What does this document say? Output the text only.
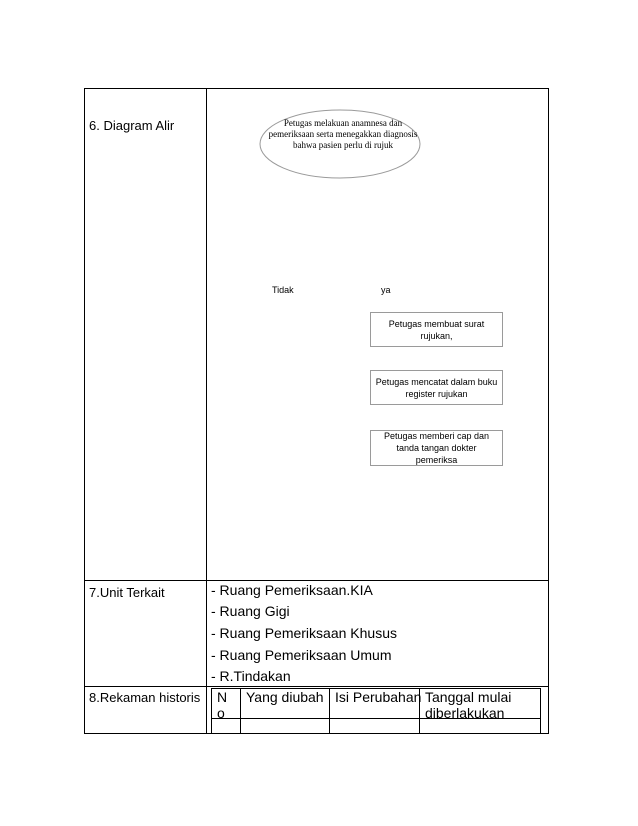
6. Diagram Alir
7.Unit Terkait
8.Rekaman historis
Petugas melakuan anamnesa dan pemeriksaan serta menegakkan diagnosis bahwa pasien perlu di rujuk
Tidak	ya
Petugas membuat surat rujukan,
Petugas mencatat dalam buku register rujukan
Petugas memberi cap dan tanda tangan dokter pemeriksa
- Ruang Pemeriksaan.KIA
- Ruang Gigi
- Ruang Pemeriksaan Khusus
- Ruang Pemeriksaan Umum
- R.Tindakan
N
o
Yang diubah Isi Perubahan Tanggal mulai
diberlakukan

**Task:**
Your task is to retype all the entries exactly and leave out any pictures.

**Completed exercise:**
What does this document say? Output the text only.
6. Diagram Alir
7.Unit Terkait
8.Rekaman historis
Petugas melakuan anamnesa dan pemeriksaan serta menegakkan diagnosis bahwa pasien perlu di rujuk
Tidak	ya
Petugas membuat surat rujukan,
Petugas mencatat dalam buku register rujukan
Petugas memberi cap dan tanda tangan dokter pemeriksa
- Ruang Pemeriksaan.KIA
- Ruang Gigi
- Ruang Pemeriksaan Khusus
- Ruang Pemeriksaan Umum
- R.Tindakan
N
o
Yang diubah Isi Perubahan Tanggal mulai
diberlakukan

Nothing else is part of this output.